[Start EXCERPTED DATA]

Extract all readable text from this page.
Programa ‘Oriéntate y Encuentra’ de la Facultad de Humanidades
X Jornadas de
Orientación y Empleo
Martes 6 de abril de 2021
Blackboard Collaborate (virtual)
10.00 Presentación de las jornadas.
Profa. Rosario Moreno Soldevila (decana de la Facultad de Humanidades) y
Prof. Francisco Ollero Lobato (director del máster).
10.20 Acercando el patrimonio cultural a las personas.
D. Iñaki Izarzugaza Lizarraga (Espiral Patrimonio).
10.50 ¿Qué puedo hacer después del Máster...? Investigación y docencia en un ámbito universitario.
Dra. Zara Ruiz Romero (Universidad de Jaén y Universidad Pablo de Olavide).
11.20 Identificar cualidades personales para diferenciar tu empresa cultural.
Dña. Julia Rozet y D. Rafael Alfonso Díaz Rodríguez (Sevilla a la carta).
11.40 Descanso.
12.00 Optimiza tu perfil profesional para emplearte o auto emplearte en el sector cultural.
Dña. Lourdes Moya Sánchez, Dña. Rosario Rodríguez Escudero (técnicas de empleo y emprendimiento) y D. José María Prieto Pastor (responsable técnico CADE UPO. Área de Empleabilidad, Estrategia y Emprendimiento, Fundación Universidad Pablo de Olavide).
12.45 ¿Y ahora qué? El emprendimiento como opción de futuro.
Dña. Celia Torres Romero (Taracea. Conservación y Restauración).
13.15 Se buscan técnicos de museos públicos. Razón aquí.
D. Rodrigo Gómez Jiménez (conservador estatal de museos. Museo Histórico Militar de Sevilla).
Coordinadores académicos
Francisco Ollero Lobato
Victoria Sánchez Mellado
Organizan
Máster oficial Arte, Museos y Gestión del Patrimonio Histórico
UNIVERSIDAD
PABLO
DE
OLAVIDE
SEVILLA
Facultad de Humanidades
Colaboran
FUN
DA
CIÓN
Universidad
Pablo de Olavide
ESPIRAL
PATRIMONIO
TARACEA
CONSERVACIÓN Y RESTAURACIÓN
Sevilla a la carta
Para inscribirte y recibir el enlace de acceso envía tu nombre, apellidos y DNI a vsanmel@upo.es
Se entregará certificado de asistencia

[End EXCERPTED DATA]
[Start EXCERPTED DATA]

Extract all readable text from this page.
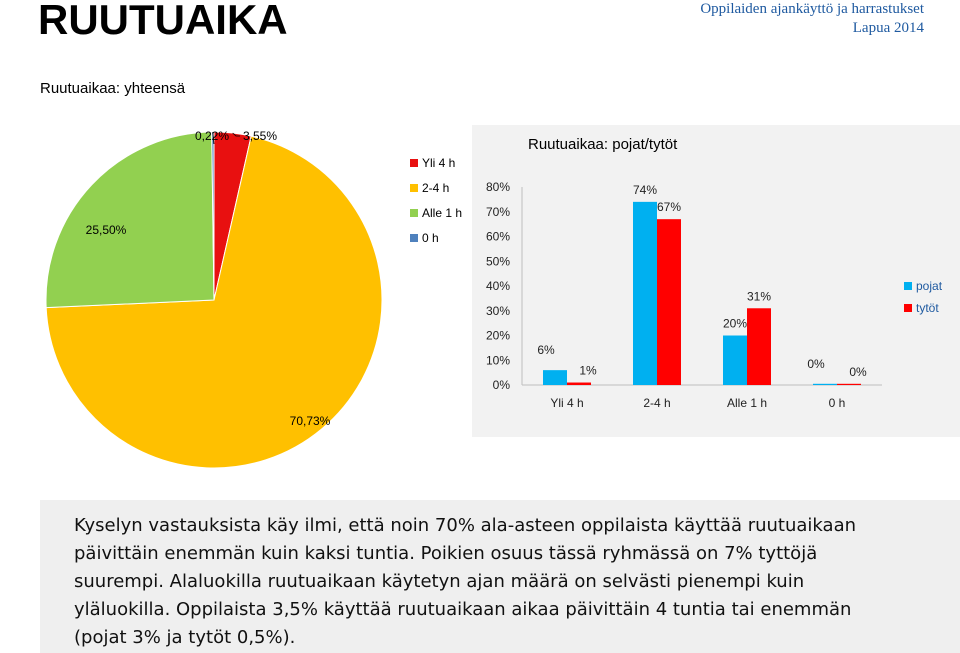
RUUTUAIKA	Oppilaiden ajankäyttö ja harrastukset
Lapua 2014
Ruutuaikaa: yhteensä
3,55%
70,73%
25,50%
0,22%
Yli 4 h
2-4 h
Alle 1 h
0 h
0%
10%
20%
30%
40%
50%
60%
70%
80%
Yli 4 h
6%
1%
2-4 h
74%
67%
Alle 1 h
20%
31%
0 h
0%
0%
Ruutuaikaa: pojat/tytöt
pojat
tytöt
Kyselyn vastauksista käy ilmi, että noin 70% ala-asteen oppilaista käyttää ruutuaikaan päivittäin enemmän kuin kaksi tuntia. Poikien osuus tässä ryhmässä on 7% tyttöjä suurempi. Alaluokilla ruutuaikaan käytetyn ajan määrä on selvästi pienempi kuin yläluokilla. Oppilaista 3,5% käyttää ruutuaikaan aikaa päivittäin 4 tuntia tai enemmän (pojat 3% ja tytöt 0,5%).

[End EXCERPTED DATA]
[Start EXCERPTED DATA]

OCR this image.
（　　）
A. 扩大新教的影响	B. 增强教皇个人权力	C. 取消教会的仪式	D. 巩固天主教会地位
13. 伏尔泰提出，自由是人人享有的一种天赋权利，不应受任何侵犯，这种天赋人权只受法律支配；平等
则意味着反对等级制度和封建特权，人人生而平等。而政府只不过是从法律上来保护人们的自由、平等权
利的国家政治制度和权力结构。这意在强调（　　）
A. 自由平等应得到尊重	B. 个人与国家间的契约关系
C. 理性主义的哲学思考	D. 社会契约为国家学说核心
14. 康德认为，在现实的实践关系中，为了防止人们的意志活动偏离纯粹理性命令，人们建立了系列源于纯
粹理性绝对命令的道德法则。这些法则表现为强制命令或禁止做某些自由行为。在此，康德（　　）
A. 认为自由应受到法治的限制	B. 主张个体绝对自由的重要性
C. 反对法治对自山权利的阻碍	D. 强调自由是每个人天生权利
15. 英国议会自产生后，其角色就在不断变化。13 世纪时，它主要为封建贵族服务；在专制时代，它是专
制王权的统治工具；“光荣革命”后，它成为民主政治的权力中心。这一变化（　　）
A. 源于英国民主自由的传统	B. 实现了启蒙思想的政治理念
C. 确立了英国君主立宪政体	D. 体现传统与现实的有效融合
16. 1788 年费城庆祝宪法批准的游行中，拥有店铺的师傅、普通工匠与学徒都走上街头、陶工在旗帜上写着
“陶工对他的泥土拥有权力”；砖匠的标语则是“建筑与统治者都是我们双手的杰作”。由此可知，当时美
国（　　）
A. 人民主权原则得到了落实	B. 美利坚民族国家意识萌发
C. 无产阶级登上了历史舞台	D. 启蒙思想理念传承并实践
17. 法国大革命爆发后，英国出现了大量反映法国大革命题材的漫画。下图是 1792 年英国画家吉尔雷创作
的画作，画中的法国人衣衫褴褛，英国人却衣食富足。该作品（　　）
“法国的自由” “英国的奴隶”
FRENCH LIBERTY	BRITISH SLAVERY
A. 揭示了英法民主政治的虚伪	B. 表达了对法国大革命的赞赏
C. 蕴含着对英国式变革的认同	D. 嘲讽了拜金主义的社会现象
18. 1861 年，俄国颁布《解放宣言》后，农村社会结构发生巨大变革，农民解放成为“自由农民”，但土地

[End EXCERPTED DATA]

== EXERCISE DETAILS ==
Scan the records above, count the lines with "Romero" in them, and give only the number.

== CORRECT OUTPUT ==
2